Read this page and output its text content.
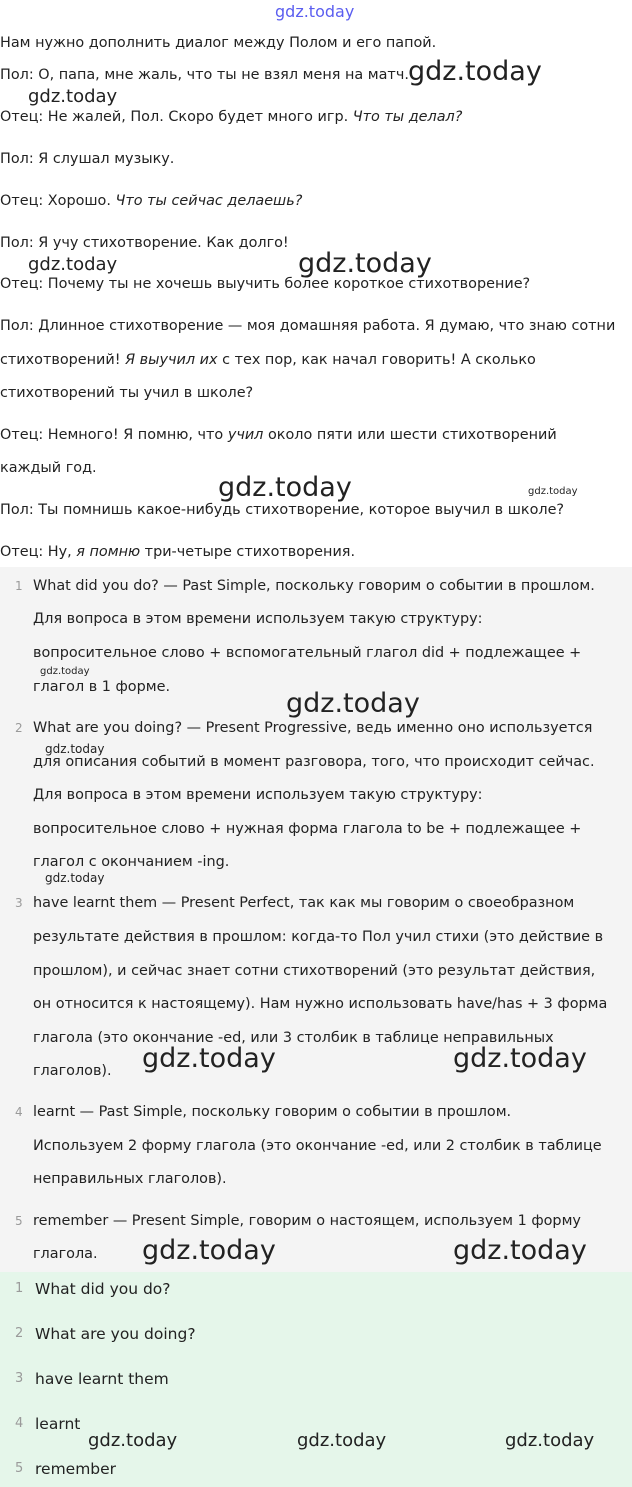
gdz.today
Нам нужно дополнить диалог между Полом и его папой.
Пол: О, папа, мне жаль, что ты не взял меня на матч.
Отец: Не жалей, Пол. Скоро будет много игр. Что ты делал?
Пол: Я слушал музыку.
Отец: Хорошо. Что ты сейчас делаешь?
Пол: Я учу стихотворение. Как долго!
Отец: Почему ты не хочешь выучить более короткое стихотворение?
Пол: Длинное стихотворение — моя домашняя работа. Я думаю, что знаю сотни
стихотворений! Я выучил их с тех пор, как начал говорить! А сколько
стихотворений ты учил в школе?
Отец: Немного! Я помню, что учил около пяти или шести стихотворений
каждый год.
Пол: Ты помнишь какое-нибудь стихотворение, которое выучил в школе?
Отец: Ну, я помню три-четыре стихотворения.
1 What did you do? — Past Simple, поскольку говорим о событии в прошлом.
Для вопроса в этом времени используем такую структуру:
вопросительное слово + вспомогательный глагол did + подлежащее +
глагол в 1 форме.
2 What are you doing? — Present Progressive, ведь именно оно используется
для описания событий в момент разговора, того, что происходит сейчас.
Для вопроса в этом времени используем такую структуру:
вопросительное слово + нужная форма глагола to be + подлежащее +
глагол с окончанием -ing.
3 have learnt them — Present Perfect, так как мы говорим о своеобразном
результате действия в прошлом: когда-то Пол учил стихи (это действие в
прошлом), и сейчас знает сотни стихотворений (это результат действия,
он относится к настоящему). Нам нужно использовать have/has + 3 форма
глагола (это окончание -ed, или 3 столбик в таблице неправильных
глаголов).
4 learnt — Past Simple, поскольку говорим о событии в прошлом.
Используем 2 форму глагола (это окончание -ed, или 2 столбик в таблице
неправильных глаголов).
5 remember — Present Simple, говорим о настоящем, используем 1 форму
глагола.
1 What did you do?
2 What are you doing?
3 have learnt them
4 learnt
5 remember
gdz.today
gdz.today
gdz.today	gdz.today
gdz.today	gdz.today
gdz.today
gdz.today
gdz.today
gdz.today
gdz.today	gdz.today
gdz.today	gdz.today
gdz.today	gdz.today	gdz.today
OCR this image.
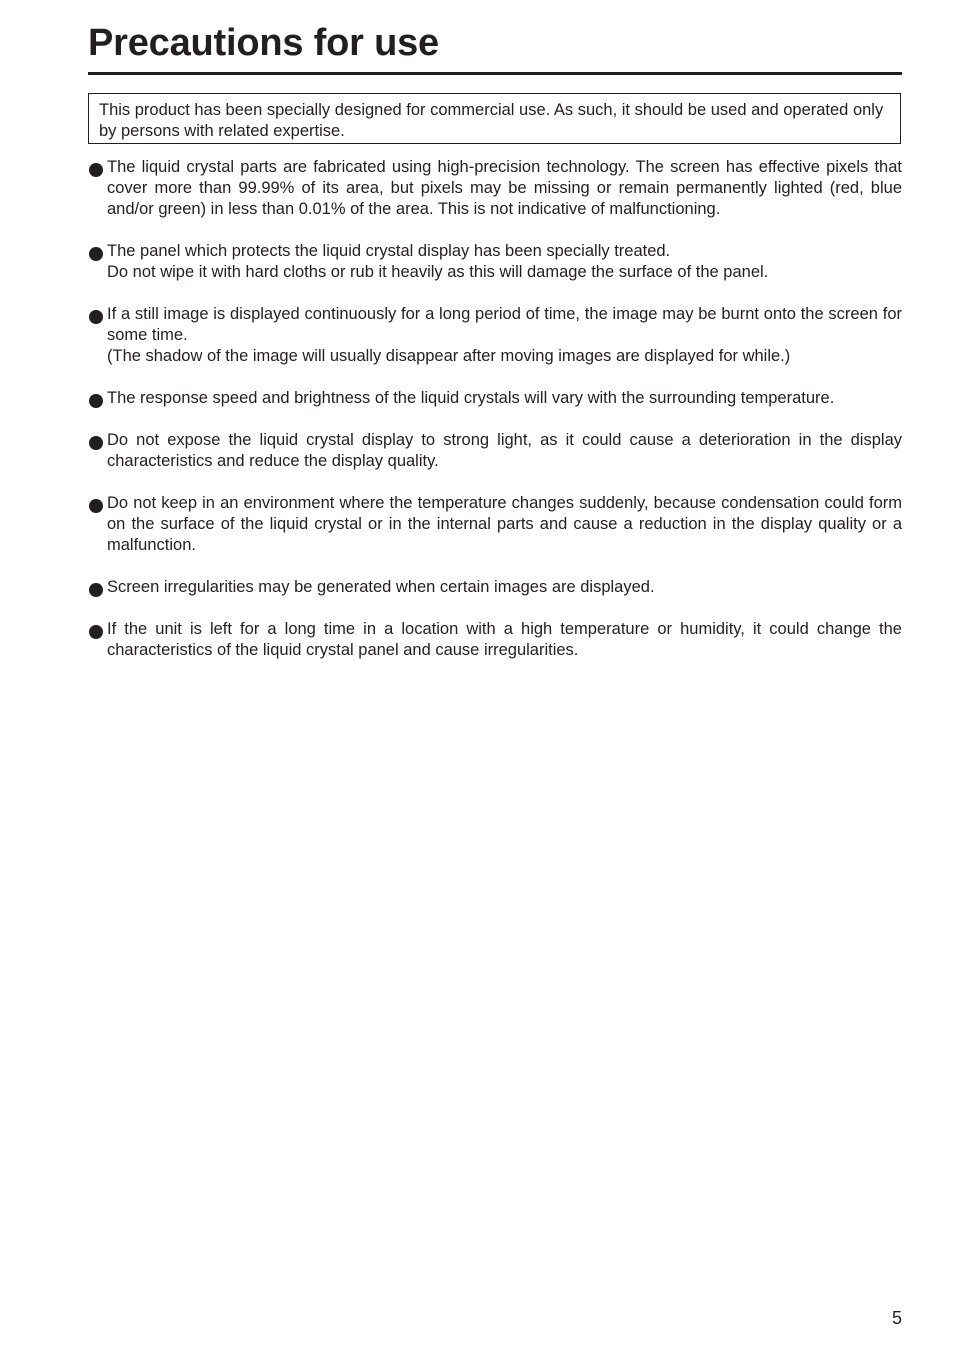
Precautions for use
This product has been specially designed for commercial use. As such, it should be used and operated only by persons with related expertise.
The liquid crystal parts are fabricated using high-precision technology. The screen has effective pixels that cover more than 99.99% of its area, but pixels may be missing or remain permanently lighted (red, blue and/or green) in less than 0.01% of the area. This is not indicative of malfunctioning.
The panel which protects the liquid crystal display has been specially treated.
Do not wipe it with hard cloths or rub it heavily as this will damage the surface of the panel.
If a still image is displayed continuously for a long period of time, the image may be burnt onto the screen for some time.
(The shadow of the image will usually disappear after moving images are displayed for while.)
The response speed and brightness of the liquid crystals will vary with the surrounding temperature.
Do not expose the liquid crystal display to strong light, as it could cause a deterioration in the display characteristics and reduce the display quality.
Do not keep in an environment where the temperature changes suddenly, because condensation could form on the surface of the liquid crystal or in the internal parts and cause a reduction in the display quality or a malfunction.
Screen irregularities may be generated when certain images are displayed.
If the unit is left for a long time in a location with a high temperature or humidity, it could change the characteristics of the liquid crystal panel and cause irregularities.
5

* [Given problem]: Give only the number of lines in the material above where the string "сотни" appears.

* [Written response]: 2